> Given instruction:
Comb the records below for the string "거래내역을" and copy each line where it turns up.
--- begin Record extracts ---
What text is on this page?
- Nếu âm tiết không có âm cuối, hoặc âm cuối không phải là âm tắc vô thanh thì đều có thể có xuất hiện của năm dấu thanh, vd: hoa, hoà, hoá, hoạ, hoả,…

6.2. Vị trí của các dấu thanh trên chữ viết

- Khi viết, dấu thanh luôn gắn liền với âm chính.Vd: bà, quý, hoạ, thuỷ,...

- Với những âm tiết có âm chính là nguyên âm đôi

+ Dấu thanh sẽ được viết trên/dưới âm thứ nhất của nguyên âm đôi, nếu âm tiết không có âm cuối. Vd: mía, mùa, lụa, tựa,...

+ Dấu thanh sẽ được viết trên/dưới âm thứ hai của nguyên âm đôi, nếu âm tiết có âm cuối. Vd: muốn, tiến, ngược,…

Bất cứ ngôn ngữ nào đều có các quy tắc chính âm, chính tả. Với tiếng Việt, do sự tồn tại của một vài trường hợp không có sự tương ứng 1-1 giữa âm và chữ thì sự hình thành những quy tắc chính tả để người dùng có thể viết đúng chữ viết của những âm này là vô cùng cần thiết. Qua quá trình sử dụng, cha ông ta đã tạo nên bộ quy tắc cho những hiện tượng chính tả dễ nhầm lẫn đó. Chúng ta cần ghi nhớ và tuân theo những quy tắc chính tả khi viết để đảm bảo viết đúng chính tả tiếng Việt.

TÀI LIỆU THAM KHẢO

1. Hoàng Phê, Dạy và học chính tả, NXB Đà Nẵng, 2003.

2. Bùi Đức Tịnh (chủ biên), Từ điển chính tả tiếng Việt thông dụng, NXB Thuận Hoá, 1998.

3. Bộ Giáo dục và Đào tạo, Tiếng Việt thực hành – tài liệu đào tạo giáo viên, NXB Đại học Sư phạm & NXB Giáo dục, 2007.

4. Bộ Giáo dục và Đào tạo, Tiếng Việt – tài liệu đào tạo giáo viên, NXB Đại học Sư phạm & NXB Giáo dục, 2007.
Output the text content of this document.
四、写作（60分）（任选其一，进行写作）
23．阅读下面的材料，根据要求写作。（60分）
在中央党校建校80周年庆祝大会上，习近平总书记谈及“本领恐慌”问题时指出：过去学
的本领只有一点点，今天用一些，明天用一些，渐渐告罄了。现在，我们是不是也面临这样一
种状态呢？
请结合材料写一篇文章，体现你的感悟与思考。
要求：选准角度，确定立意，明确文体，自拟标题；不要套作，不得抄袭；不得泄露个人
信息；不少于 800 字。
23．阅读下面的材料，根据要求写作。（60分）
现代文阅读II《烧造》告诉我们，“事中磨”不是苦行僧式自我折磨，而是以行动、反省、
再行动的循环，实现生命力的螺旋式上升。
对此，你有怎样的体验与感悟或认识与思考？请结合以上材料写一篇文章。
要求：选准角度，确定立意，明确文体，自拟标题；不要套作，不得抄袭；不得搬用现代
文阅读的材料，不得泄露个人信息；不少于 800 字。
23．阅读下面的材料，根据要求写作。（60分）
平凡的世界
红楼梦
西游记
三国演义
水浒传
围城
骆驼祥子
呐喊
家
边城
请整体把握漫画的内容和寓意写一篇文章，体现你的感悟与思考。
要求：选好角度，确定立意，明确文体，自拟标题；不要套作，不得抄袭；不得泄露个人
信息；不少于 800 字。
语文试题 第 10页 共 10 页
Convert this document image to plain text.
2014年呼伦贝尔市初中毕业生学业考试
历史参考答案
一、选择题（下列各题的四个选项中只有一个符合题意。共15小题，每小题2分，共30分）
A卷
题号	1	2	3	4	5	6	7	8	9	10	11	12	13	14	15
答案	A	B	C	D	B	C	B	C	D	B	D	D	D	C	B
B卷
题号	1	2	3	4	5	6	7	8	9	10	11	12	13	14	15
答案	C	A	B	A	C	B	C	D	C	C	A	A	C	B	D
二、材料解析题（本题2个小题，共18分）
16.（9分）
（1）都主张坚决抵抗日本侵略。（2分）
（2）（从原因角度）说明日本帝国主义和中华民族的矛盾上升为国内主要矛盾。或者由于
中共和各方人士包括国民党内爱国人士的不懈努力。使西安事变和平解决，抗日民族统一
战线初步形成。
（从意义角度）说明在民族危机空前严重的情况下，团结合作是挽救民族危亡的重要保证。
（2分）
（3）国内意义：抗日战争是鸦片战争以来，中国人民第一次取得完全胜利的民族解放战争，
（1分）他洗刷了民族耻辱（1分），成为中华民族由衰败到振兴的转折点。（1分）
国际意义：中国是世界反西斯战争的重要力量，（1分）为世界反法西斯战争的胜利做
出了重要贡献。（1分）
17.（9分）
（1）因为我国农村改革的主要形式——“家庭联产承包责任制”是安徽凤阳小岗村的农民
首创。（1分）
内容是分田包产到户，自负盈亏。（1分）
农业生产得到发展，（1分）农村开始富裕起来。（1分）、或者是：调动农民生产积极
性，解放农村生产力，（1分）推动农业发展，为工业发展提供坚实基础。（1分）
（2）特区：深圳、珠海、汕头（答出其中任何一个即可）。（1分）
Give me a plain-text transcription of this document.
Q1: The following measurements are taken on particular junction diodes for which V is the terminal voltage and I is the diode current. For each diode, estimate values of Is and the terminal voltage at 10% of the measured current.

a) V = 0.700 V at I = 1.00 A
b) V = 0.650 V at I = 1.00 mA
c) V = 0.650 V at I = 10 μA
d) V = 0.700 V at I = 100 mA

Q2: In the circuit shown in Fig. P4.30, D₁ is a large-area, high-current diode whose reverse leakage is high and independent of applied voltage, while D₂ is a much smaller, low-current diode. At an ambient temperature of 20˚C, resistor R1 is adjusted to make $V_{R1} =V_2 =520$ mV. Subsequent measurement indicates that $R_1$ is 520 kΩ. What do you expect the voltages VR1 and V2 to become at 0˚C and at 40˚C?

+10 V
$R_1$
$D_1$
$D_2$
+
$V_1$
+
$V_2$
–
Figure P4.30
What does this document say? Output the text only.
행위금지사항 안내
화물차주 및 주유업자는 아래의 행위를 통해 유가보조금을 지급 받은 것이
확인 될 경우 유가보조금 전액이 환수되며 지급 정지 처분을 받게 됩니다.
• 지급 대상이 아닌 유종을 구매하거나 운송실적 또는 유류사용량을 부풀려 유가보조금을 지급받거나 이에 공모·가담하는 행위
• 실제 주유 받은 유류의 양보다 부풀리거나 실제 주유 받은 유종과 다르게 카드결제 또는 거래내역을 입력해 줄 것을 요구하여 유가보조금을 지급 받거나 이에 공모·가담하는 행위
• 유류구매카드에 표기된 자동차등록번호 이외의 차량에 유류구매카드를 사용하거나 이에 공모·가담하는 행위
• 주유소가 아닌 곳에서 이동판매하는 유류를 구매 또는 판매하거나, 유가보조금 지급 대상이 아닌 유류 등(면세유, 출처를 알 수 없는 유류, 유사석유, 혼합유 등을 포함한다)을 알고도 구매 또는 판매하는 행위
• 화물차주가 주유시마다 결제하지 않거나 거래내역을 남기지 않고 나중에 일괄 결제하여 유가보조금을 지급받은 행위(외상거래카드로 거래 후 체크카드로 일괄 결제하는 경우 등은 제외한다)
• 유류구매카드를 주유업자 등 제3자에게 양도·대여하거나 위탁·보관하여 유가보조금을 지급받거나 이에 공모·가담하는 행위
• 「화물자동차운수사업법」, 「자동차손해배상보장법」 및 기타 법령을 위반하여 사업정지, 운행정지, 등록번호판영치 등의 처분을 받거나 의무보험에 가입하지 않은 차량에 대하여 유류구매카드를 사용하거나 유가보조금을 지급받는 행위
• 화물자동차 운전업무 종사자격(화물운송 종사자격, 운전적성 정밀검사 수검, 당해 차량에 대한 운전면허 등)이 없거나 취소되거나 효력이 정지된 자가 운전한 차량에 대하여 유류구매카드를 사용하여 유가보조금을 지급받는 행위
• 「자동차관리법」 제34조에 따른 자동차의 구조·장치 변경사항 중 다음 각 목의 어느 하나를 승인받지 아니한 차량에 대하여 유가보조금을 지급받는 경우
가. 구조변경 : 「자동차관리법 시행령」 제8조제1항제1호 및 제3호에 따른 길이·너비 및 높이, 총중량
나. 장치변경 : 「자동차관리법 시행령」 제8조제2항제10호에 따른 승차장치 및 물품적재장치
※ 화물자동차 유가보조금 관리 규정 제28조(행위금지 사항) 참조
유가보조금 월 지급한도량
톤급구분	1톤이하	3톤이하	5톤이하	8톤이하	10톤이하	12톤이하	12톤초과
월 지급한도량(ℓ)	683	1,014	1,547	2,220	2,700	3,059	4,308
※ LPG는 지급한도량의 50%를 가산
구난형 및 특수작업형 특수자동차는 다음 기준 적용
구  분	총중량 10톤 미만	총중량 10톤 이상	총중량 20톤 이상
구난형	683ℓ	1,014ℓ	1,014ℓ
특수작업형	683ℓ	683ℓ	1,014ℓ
--- end Record extracts ---
> Solution for this exercise:
• 실제 주유 받은 유류의 양보다 부풀리거나 실제 주유 받은 유종과 다르게 카드결제 또는 거래내역을 입력해 줄 것을 요구하여 유가보조금을 지급 받거나 이에 공모·가담하는 행위
• 화물차주가 주유시마다 결제하지 않거나 거래내역을 남기지 않고 나중에 일괄 결제하여 유가보조금을 지급받은 행위(외상거래카드로 거래 후 체크카드로 일괄 결제하는 경우 등은 제외한다)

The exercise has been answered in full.